#### Data for this task ####

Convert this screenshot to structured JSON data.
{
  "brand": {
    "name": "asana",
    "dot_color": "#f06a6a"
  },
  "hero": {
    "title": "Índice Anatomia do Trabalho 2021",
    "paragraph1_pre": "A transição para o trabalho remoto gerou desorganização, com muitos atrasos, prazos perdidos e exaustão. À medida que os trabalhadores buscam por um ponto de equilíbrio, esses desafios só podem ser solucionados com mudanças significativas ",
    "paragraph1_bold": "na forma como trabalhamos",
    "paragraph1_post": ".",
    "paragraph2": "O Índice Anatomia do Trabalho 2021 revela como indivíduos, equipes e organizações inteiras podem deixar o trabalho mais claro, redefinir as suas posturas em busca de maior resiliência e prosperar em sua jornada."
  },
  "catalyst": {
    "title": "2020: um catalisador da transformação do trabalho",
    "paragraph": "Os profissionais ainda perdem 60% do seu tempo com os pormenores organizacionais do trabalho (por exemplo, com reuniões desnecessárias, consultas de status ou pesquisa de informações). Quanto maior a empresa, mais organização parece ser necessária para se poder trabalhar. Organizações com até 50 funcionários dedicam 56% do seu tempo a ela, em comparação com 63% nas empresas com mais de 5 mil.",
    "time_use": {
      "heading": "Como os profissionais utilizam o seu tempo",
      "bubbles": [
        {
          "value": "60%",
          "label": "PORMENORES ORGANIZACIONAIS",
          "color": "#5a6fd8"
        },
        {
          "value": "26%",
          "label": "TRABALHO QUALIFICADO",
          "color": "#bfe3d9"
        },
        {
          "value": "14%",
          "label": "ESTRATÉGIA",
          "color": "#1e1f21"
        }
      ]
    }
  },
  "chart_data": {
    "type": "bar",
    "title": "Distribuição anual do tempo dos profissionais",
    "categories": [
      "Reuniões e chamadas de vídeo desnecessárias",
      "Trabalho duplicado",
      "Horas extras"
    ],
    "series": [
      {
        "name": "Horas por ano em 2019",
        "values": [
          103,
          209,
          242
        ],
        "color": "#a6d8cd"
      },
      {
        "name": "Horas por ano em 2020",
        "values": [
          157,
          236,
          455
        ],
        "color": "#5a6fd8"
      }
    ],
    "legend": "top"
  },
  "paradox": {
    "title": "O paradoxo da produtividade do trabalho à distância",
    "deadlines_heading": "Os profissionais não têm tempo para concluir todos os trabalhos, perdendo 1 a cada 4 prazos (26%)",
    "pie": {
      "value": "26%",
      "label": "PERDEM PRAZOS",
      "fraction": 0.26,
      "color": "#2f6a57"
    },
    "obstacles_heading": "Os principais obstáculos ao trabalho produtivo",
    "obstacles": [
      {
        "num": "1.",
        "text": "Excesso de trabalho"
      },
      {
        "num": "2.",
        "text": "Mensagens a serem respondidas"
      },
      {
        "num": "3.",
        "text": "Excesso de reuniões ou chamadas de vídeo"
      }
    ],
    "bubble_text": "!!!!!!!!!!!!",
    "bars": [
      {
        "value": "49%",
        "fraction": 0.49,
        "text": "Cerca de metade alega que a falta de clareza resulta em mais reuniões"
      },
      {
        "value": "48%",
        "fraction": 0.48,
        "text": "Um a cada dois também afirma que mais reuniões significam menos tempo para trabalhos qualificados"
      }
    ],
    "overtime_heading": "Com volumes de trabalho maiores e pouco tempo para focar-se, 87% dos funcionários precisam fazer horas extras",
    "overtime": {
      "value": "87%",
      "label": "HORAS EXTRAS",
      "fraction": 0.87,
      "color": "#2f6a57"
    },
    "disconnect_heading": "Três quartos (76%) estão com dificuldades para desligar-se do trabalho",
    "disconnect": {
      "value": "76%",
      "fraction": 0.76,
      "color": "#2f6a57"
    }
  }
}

####

* Problem requirements
Write out every entry exactly as given.

* Solved exercise
Convert this screenshot to structured JSON data.
{
  "brand": {
    "name": "asana",
    "dot_color": "#f06a6a"
  },
  "hero": {
    "title": "Índice Anatomia do Trabalho 2021",
    "paragraph1_pre": "A transição para o trabalho remoto gerou desorganização, com muitos atrasos, prazos perdidos e exaustão. À medida que os trabalhadores buscam por um ponto de equilíbrio, esses desafios só podem ser solucionados com mudanças significativas ",
    "paragraph1_bold": "na forma como trabalhamos",
    "paragraph1_post": ".",
    "paragraph2": "O Índice Anatomia do Trabalho 2021 revela como indivíduos, equipes e organizações inteiras podem deixar o trabalho mais claro, redefinir as suas posturas em busca de maior resiliência e prosperar em sua jornada."
  },
  "catalyst": {
    "title": "2020: um catalisador da transformação do trabalho",
    "paragraph": "Os profissionais ainda perdem 60% do seu tempo com os pormenores organizacionais do trabalho (por exemplo, com reuniões desnecessárias, consultas de status ou pesquisa de informações). Quanto maior a empresa, mais organização parece ser necessária para se poder trabalhar. Organizações com até 50 funcionários dedicam 56% do seu tempo a ela, em comparação com 63% nas empresas com mais de 5 mil.",
    "time_use": {
      "heading": "Como os profissionais utilizam o seu tempo",
      "bubbles": [
        {
          "value": "60%",
          "label": "PORMENORES ORGANIZACIONAIS",
          "color": "#5a6fd8"
        },
        {
          "value": "26%",
          "label": "TRABALHO QUALIFICADO",
          "color": "#bfe3d9"
        },
        {
          "value": "14%",
          "label": "ESTRATÉGIA",
          "color": "#1e1f21"
        }
      ]
    }
  },
  "chart_data": {
    "type": "bar",
    "title": "Distribuição anual do tempo dos profissionais",
    "categories": [
      "Reuniões e chamadas de vídeo desnecessárias",
      "Trabalho duplicado",
      "Horas extras"
    ],
    "series": [
      {
        "name": "Horas por ano em 2019",
        "values": [
          103,
          209,
          242
        ],
        "color": "#a6d8cd"
      },
      {
        "name": "Horas por ano em 2020",
        "values": [
          157,
          236,
          455
        ],
        "color": "#5a6fd8"
      }
    ],
    "legend": "top"
  },
  "paradox": {
    "title": "O paradoxo da produtividade do trabalho à distância",
    "deadlines_heading": "Os profissionais não têm tempo para concluir todos os trabalhos, perdendo 1 a cada 4 prazos (26%)",
    "pie": {
      "value": "26%",
      "label": "PERDEM PRAZOS",
      "fraction": 0.26,
      "color": "#2f6a57"
    },
    "obstacles_heading": "Os principais obstáculos ao trabalho produtivo",
    "obstacles": [
      {
        "num": "1.",
        "text": "Excesso de trabalho"
      },
      {
        "num": "2.",
        "text": "Mensagens a serem respondidas"
      },
      {
        "num": "3.",
        "text": "Excesso de reuniões ou chamadas de vídeo"
      }
    ],
    "bubble_text": "!!!!!!!!!!!!",
    "bars": [
      {
        "value": "49%",
        "fraction": 0.49,
        "text": "Cerca de metade alega que a falta de clareza resulta em mais reuniões"
      },
      {
        "value": "48%",
        "fraction": 0.48,
        "text": "Um a cada dois também afirma que mais reuniões significam menos tempo para trabalhos qualificados"
      }
    ],
    "overtime_heading": "Com volumes de trabalho maiores e pouco tempo para focar-se, 87% dos funcionários precisam fazer horas extras",
    "overtime": {
      "value": "87%",
      "label": "HORAS EXTRAS",
      "fraction": 0.87,
      "color": "#2f6a57"
    },
    "disconnect_heading": "Três quartos (76%) estão com dificuldades para desligar-se do trabalho",
    "disconnect": {
      "value": "76%",
      "fraction": 0.76,
      "color": "#2f6a57"
    }
  }
}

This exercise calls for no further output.